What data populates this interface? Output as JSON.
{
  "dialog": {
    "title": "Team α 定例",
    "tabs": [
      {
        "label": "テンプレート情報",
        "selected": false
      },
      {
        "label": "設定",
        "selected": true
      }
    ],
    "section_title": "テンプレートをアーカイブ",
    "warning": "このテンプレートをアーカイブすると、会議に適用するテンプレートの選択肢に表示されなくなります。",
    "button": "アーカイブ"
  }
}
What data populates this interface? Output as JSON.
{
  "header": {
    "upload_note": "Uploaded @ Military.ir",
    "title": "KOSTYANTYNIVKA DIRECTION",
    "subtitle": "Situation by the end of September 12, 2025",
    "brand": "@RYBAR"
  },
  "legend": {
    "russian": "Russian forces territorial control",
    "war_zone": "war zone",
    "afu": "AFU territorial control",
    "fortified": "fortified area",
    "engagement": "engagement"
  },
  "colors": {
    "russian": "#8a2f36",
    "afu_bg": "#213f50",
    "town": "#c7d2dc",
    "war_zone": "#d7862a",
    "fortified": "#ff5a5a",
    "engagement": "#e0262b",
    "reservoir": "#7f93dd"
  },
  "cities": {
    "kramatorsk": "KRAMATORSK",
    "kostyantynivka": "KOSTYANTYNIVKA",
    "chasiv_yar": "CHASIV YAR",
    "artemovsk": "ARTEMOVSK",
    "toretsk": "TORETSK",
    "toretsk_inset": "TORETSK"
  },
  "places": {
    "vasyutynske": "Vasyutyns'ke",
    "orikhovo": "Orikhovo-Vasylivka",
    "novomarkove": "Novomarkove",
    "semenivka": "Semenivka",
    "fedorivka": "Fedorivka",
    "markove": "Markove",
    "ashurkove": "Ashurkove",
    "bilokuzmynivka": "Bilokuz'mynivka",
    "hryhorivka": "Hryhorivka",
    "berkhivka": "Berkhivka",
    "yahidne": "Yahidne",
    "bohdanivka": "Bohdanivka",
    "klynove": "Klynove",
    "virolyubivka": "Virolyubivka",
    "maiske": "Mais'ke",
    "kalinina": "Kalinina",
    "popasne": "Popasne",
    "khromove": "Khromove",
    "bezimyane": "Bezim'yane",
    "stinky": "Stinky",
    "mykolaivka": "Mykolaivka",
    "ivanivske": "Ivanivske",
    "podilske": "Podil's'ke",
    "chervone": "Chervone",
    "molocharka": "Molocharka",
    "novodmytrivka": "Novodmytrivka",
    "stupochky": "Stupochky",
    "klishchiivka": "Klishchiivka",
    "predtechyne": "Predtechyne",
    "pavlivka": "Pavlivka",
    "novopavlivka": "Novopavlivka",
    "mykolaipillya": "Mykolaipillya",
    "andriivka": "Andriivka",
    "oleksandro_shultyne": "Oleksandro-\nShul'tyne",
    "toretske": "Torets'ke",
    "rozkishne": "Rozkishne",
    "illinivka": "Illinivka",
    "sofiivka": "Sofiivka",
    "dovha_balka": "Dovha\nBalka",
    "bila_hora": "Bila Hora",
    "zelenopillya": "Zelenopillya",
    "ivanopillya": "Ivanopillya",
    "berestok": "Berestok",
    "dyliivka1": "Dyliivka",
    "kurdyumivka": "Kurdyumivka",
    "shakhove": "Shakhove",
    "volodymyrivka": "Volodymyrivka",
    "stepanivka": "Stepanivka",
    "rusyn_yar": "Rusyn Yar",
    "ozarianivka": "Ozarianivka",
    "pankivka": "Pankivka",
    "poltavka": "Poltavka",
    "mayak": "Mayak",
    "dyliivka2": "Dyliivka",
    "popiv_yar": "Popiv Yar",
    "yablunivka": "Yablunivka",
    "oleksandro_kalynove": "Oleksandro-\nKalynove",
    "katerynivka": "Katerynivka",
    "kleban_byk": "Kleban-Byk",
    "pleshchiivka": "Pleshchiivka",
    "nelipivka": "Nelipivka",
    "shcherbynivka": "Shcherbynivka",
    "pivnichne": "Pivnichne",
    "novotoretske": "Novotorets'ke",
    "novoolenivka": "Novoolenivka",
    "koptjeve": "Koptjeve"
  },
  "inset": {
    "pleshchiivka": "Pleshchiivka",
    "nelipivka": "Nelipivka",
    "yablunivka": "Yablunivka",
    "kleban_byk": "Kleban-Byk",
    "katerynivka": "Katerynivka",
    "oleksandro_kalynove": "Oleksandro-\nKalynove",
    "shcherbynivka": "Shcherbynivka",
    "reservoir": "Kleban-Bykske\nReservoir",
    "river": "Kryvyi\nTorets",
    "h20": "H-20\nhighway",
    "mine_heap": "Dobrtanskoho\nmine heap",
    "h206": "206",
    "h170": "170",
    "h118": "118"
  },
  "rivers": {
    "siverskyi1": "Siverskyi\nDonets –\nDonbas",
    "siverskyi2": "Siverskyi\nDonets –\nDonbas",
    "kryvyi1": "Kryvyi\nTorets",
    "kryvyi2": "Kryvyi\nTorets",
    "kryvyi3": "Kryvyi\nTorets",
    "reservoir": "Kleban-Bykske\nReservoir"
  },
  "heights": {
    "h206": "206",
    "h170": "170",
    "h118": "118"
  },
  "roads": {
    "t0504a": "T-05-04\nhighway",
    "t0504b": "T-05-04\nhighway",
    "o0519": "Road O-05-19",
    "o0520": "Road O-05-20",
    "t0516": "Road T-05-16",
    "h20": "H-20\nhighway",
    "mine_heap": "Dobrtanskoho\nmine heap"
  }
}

··········

**Problem statement**
Output every entry shown above, exactly.

**Solution for this exercise**
What data populates this interface? Output as JSON.
{
  "dialog": {
    "title": "Team α 定例",
    "tabs": [
      {
        "label": "テンプレート情報",
        "selected": false
      },
      {
        "label": "設定",
        "selected": true
      }
    ],
    "section_title": "テンプレートをアーカイブ",
    "warning": "このテンプレートをアーカイブすると、会議に適用するテンプレートの選択肢に表示されなくなります。",
    "button": "アーカイブ"
  }
}
What data populates this interface? Output as JSON.
{
  "header": {
    "upload_note": "Uploaded @ Military.ir",
    "title": "KOSTYANTYNIVKA DIRECTION",
    "subtitle": "Situation by the end of September 12, 2025",
    "brand": "@RYBAR"
  },
  "legend": {
    "russian": "Russian forces territorial control",
    "war_zone": "war zone",
    "afu": "AFU territorial control",
    "fortified": "fortified area",
    "engagement": "engagement"
  },
  "colors": {
    "russian": "#8a2f36",
    "afu_bg": "#213f50",
    "town": "#c7d2dc",
    "war_zone": "#d7862a",
    "fortified": "#ff5a5a",
    "engagement": "#e0262b",
    "reservoir": "#7f93dd"
  },
  "cities": {
    "kramatorsk": "KRAMATORSK",
    "kostyantynivka": "KOSTYANTYNIVKA",
    "chasiv_yar": "CHASIV YAR",
    "artemovsk": "ARTEMOVSK",
    "toretsk": "TORETSK",
    "toretsk_inset": "TORETSK"
  },
  "places": {
    "vasyutynske": "Vasyutyns'ke",
    "orikhovo": "Orikhovo-Vasylivka",
    "novomarkove": "Novomarkove",
    "semenivka": "Semenivka",
    "fedorivka": "Fedorivka",
    "markove": "Markove",
    "ashurkove": "Ashurkove",
    "bilokuzmynivka": "Bilokuz'mynivka",
    "hryhorivka": "Hryhorivka",
    "berkhivka": "Berkhivka",
    "yahidne": "Yahidne",
    "bohdanivka": "Bohdanivka",
    "klynove": "Klynove",
    "virolyubivka": "Virolyubivka",
    "maiske": "Mais'ke",
    "kalinina": "Kalinina",
    "popasne": "Popasne",
    "khromove": "Khromove",
    "bezimyane": "Bezim'yane",
    "stinky": "Stinky",
    "mykolaivka": "Mykolaivka",
    "ivanivske": "Ivanivske",
    "podilske": "Podil's'ke",
    "chervone": "Chervone",
    "molocharka": "Molocharka",
    "novodmytrivka": "Novodmytrivka",
    "stupochky": "Stupochky",
    "klishchiivka": "Klishchiivka",
    "predtechyne": "Predtechyne",
    "pavlivka": "Pavlivka",
    "novopavlivka": "Novopavlivka",
    "mykolaipillya": "Mykolaipillya",
    "andriivka": "Andriivka",
    "oleksandro_shultyne": "Oleksandro-\nShul'tyne",
    "toretske": "Torets'ke",
    "rozkishne": "Rozkishne",
    "illinivka": "Illinivka",
    "sofiivka": "Sofiivka",
    "dovha_balka": "Dovha\nBalka",
    "bila_hora": "Bila Hora",
    "zelenopillya": "Zelenopillya",
    "ivanopillya": "Ivanopillya",
    "berestok": "Berestok",
    "dyliivka1": "Dyliivka",
    "kurdyumivka": "Kurdyumivka",
    "shakhove": "Shakhove",
    "volodymyrivka": "Volodymyrivka",
    "stepanivka": "Stepanivka",
    "rusyn_yar": "Rusyn Yar",
    "ozarianivka": "Ozarianivka",
    "pankivka": "Pankivka",
    "poltavka": "Poltavka",
    "mayak": "Mayak",
    "dyliivka2": "Dyliivka",
    "popiv_yar": "Popiv Yar",
    "yablunivka": "Yablunivka",
    "oleksandro_kalynove": "Oleksandro-\nKalynove",
    "katerynivka": "Katerynivka",
    "kleban_byk": "Kleban-Byk",
    "pleshchiivka": "Pleshchiivka",
    "nelipivka": "Nelipivka",
    "shcherbynivka": "Shcherbynivka",
    "pivnichne": "Pivnichne",
    "novotoretske": "Novotorets'ke",
    "novoolenivka": "Novoolenivka",
    "koptjeve": "Koptjeve"
  },
  "inset": {
    "pleshchiivka": "Pleshchiivka",
    "nelipivka": "Nelipivka",
    "yablunivka": "Yablunivka",
    "kleban_byk": "Kleban-Byk",
    "katerynivka": "Katerynivka",
    "oleksandro_kalynove": "Oleksandro-\nKalynove",
    "shcherbynivka": "Shcherbynivka",
    "reservoir": "Kleban-Bykske\nReservoir",
    "river": "Kryvyi\nTorets",
    "h20": "H-20\nhighway",
    "mine_heap": "Dobrtanskoho\nmine heap",
    "h206": "206",
    "h170": "170",
    "h118": "118"
  },
  "rivers": {
    "siverskyi1": "Siverskyi\nDonets –\nDonbas",
    "siverskyi2": "Siverskyi\nDonets –\nDonbas",
    "kryvyi1": "Kryvyi\nTorets",
    "kryvyi2": "Kryvyi\nTorets",
    "kryvyi3": "Kryvyi\nTorets",
    "reservoir": "Kleban-Bykske\nReservoir"
  },
  "heights": {
    "h206": "206",
    "h170": "170",
    "h118": "118"
  },
  "roads": {
    "t0504a": "T-05-04\nhighway",
    "t0504b": "T-05-04\nhighway",
    "o0519": "Road O-05-19",
    "o0520": "Road O-05-20",
    "t0516": "Road T-05-16",
    "h20": "H-20\nhighway",
    "mine_heap": "Dobrtanskoho\nmine heap"
  }
}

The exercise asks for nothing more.